Task brief → Work through the data line by line, gathering every line that has the word "unthrottled".

● ● ● ●

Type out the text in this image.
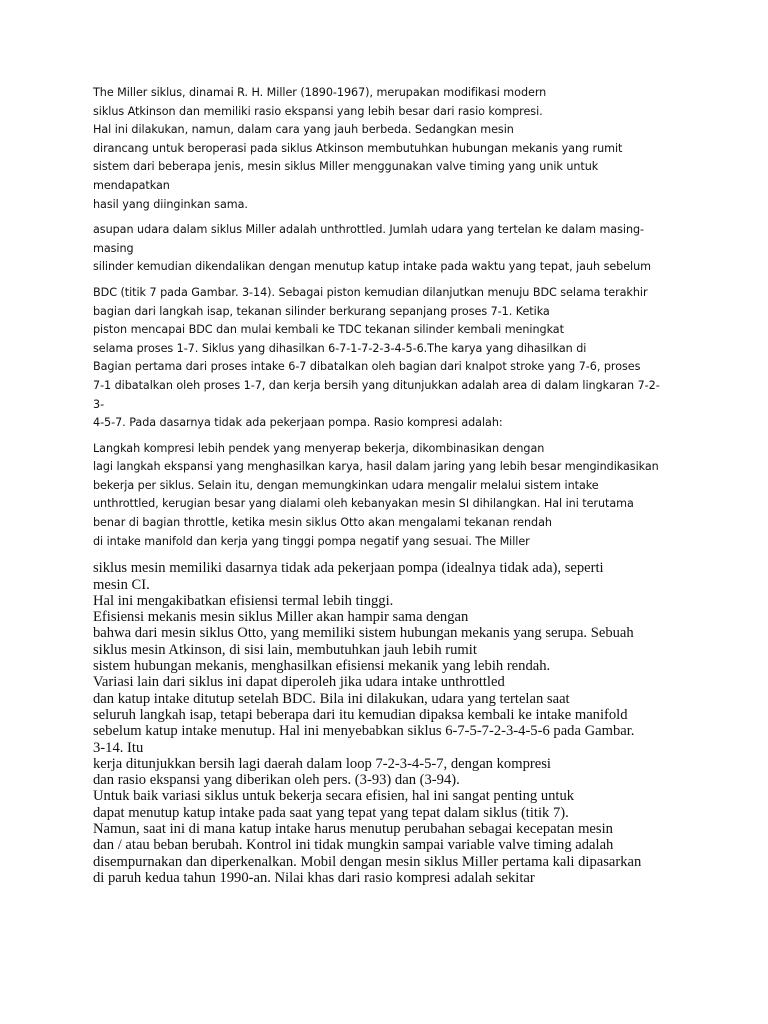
The Miller siklus, dinamai R. H. Miller (1890-1967), merupakan modifikasi modern
siklus Atkinson dan memiliki rasio ekspansi yang lebih besar dari rasio kompresi.
Hal ini dilakukan, namun, dalam cara yang jauh berbeda. Sedangkan mesin
dirancang untuk beroperasi pada siklus Atkinson membutuhkan hubungan mekanis yang rumit
sistem dari beberapa jenis, mesin siklus Miller menggunakan valve timing yang unik untuk
mendapatkan
hasil yang diinginkan sama.
asupan udara dalam siklus Miller adalah unthrottled. Jumlah udara yang tertelan ke dalam masing-
masing
silinder kemudian dikendalikan dengan menutup katup intake pada waktu yang tepat, jauh sebelum
BDC (titik 7 pada Gambar. 3-14). Sebagai piston kemudian dilanjutkan menuju BDC selama terakhir
bagian dari langkah isap, tekanan silinder berkurang sepanjang proses 7-1. Ketika
piston mencapai BDC dan mulai kembali ke TDC tekanan silinder kembali meningkat
selama proses 1-7. Siklus yang dihasilkan 6-7-1-7-2-3-4-5-6.The karya yang dihasilkan di
Bagian pertama dari proses intake 6-7 dibatalkan oleh bagian dari knalpot stroke yang 7-6, proses
7-1 dibatalkan oleh proses 1-7, dan kerja bersih yang ditunjukkan adalah area di dalam lingkaran 7-2-
3-
4-5-7. Pada dasarnya tidak ada pekerjaan pompa. Rasio kompresi adalah:
Langkah kompresi lebih pendek yang menyerap bekerja, dikombinasikan dengan
lagi langkah ekspansi yang menghasilkan karya, hasil dalam jaring yang lebih besar mengindikasikan
bekerja per siklus. Selain itu, dengan memungkinkan udara mengalir melalui sistem intake
unthrottled, kerugian besar yang dialami oleh kebanyakan mesin SI dihilangkan. Hal ini terutama
benar di bagian throttle, ketika mesin siklus Otto akan mengalami tekanan rendah
di intake manifold dan kerja yang tinggi pompa negatif yang sesuai. The Miller
siklus mesin memiliki dasarnya tidak ada pekerjaan pompa (idealnya tidak ada), seperti
mesin CI.
Hal ini mengakibatkan efisiensi termal lebih tinggi.
Efisiensi mekanis mesin siklus Miller akan hampir sama dengan
bahwa dari mesin siklus Otto, yang memiliki sistem hubungan mekanis yang serupa. Sebuah
siklus mesin Atkinson, di sisi lain, membutuhkan jauh lebih rumit
sistem hubungan mekanis, menghasilkan efisiensi mekanik yang lebih rendah.
Variasi lain dari siklus ini dapat diperoleh jika udara intake unthrottled
dan katup intake ditutup setelah BDC. Bila ini dilakukan, udara yang tertelan saat
seluruh langkah isap, tetapi beberapa dari itu kemudian dipaksa kembali ke intake manifold
sebelum katup intake menutup. Hal ini menyebabkan siklus 6-7-5-7-2-3-4-5-6 pada Gambar.
3-14. Itu
kerja ditunjukkan bersih lagi daerah dalam loop 7-2-3-4-5-7, dengan kompresi
dan rasio ekspansi yang diberikan oleh pers. (3-93) dan (3-94).
Untuk baik variasi siklus untuk bekerja secara efisien, hal ini sangat penting untuk
dapat menutup katup intake pada saat yang tepat yang tepat dalam siklus (titik 7).
Namun, saat ini di mana katup intake harus menutup perubahan sebagai kecepatan mesin
dan / atau beban berubah. Kontrol ini tidak mungkin sampai variable valve timing adalah
disempurnakan dan diperkenalkan. Mobil dengan mesin siklus Miller pertama kali dipasarkan
di paruh kedua tahun 1990-an. Nilai khas dari rasio kompresi adalah sekitar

● ● ● ●

Result for this task →
asupan udara dalam siklus Miller adalah unthrottled. Jumlah udara yang tertelan ke dalam masing-
unthrottled, kerugian besar yang dialami oleh kebanyakan mesin SI dihilangkan. Hal ini terutama
Variasi lain dari siklus ini dapat diperoleh jika udara intake unthrottled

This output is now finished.